Text shown:
------------------------------------------------

TimeString[TMptr] = TDigits[TDTens]; // except no need to do space for zero
TimeString[TMptr + 1] = TDigits[TDOnes];
LoadNumber(setarray[setsecond]); // seconds then
TimeString[TSptr] = TDigits[TDTens];
TimeString[TSptr + 1] = TDigits[TDOnes];
if (setarray[sethour] < 12) // and AM vs PM
{
TimeString[TAMPMptr] = 'A';
}
else
{
TimeString[TAMPMptr] = 'P';
}
printText(TimeString, LOTS, false); // Keep position (no centering) because time keeps updating during display and chimes
PlaySound(); // Play any chimes or bells
if (SoundQueueCtr == 0) {
DisplayTimer = DisplayTimer - DisplayDelay; // if no sound, use display delay logic
delay(DisplayDelay);
}
} while ((DisplayTimer > 0) || (SoundQueueCtr > 0)); // leave this display when no sound or no delay left
DisplayIndex++ ; // then move on to next display item
break;
case DisplayDate: // Month, Day and Year Display
LoadNumber(setarray[setmonth]);
DateString[DMptr] = TDigits[TDTens];
if (DateString[DMptr] == '0') {
DateString[DMptr] = ' ';
}
DateString[DMptr + 1] = TDigits[TDOnes];
LoadNumber(setarray[setday]);
DateString[DDptr] = TDigits[TDTens];
DateString[DDptr + 1] = TDigits[TDOnes];
LoadNumber(setarray[setyear]);
for (int i = 0; i < 4; i++) {
DateString[DYptr + i] = TDigits[i];
}
printCenter(DateString);
CommonDelay(DisplayTimer);
DisplayIndex++ ;
break;
case DisplayDOW: // Just display the day of week string
printCenter(daysOfTheWeek[dayoftheweek]);
CommonDelay(DisplayTimer);
DisplayIndex++ ;
break;
case DisplayTemp: // Temperature display
LoadNumber(temperature);
TempString[TEMPptr] = TDigits[TDHundreds];
TempString[TEMPptr + 1] = TDigits[TDTens];
TempString[TEMPptr + 3] = TDigits[TDOnes];
printCenter(TempString);
CommonDelay(DisplayTimer);
DisplayIndex++ ;
break;
case DisplayHumid: // Humidity display
LoadNumber(humidity);
HumidString[HUMIDptr] = TDigits[TDHundreds];
HumidString[HUMIDptr + 1] = TDigits[TDTens];
HumidString[HUMIDptr + 3] = TDigits[TDOnes];
printCenter(HumidString);
CommonDelay(DisplayTimer);
DisplayIndex++ ;
break;
case DisplayEvent: // Event Display
if (event) { // "Real" events repeat 3 times
if (eventindex > 0 ) { // for case where there is more than one event
while (eventindex >= 0)

------------------------------------------------

What you need to do:
1. For each statement about the clock display code, answer yes or no and quote the words that decide it: (a) In the date display, a leading zero in the month is replaced by a space. (b) The time string is printed centered on the display. (c) The AM/PM marker is set to 'P' when the hour is less than 12.
2. List every case label that appears in the clock display code.
Nothing in the listing is needed here.

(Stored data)
------------------------------------------------

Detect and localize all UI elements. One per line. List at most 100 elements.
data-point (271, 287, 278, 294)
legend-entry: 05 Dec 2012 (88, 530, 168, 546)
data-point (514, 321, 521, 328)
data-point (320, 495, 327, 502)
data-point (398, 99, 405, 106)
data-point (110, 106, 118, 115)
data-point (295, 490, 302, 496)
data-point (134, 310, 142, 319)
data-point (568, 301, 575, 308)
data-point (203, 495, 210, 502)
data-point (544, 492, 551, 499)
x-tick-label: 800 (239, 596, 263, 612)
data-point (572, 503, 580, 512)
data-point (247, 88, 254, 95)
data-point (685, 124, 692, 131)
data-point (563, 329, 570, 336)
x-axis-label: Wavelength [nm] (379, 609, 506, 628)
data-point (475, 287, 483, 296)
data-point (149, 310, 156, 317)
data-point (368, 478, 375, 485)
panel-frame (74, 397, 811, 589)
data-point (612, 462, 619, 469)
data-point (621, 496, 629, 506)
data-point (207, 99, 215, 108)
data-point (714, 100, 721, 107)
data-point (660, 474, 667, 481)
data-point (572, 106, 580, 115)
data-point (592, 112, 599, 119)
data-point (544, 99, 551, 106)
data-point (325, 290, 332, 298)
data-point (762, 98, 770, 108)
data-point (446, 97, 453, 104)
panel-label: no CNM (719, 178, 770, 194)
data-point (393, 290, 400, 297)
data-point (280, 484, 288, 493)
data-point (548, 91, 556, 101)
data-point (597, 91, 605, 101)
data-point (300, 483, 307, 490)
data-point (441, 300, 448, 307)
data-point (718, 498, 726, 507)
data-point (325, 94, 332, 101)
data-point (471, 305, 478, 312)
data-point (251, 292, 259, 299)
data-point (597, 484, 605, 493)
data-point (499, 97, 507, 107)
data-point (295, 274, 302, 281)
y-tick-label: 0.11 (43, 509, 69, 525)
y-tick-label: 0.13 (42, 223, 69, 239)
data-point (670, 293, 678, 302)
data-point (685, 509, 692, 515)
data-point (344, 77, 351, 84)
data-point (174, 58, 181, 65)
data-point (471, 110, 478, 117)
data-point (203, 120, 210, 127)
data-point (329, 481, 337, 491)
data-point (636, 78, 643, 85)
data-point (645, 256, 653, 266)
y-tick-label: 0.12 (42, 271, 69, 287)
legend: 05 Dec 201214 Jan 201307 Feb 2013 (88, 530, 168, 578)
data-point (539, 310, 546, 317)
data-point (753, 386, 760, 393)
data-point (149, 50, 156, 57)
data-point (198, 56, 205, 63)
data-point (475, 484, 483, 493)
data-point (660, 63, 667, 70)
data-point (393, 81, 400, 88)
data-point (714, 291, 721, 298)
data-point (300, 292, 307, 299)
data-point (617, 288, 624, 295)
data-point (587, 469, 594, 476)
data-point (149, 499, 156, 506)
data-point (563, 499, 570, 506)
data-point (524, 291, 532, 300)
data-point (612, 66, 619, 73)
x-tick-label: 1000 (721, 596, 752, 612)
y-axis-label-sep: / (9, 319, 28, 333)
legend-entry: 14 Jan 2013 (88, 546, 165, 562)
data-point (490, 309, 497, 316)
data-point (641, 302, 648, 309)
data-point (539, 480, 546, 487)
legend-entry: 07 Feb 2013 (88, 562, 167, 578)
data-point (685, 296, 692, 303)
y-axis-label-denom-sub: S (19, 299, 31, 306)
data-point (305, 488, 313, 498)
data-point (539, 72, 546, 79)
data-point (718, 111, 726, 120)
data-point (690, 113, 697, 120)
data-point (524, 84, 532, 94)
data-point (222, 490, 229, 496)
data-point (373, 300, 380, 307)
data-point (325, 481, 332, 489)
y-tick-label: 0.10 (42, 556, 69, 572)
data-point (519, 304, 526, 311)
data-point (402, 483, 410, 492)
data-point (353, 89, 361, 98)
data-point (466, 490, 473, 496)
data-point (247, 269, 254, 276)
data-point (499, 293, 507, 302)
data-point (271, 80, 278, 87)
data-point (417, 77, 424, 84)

------------------------------------------------

Solutions to the exercise:
1.
(a) Yes: "if (DateString[DMptr] == '0') {" and "DateString[DMptr] = ' ';"
(b) No: "printText(TimeString, LOTS, false); // Keep position (no centering)"
(c) No: "if (setarray[sethour] < 12) // and AM vs PM" followed by "TimeString[TAMPMptr] = 'A';"

2. DisplayDate, DisplayDOW, DisplayTemp, DisplayHumid, DisplayEvent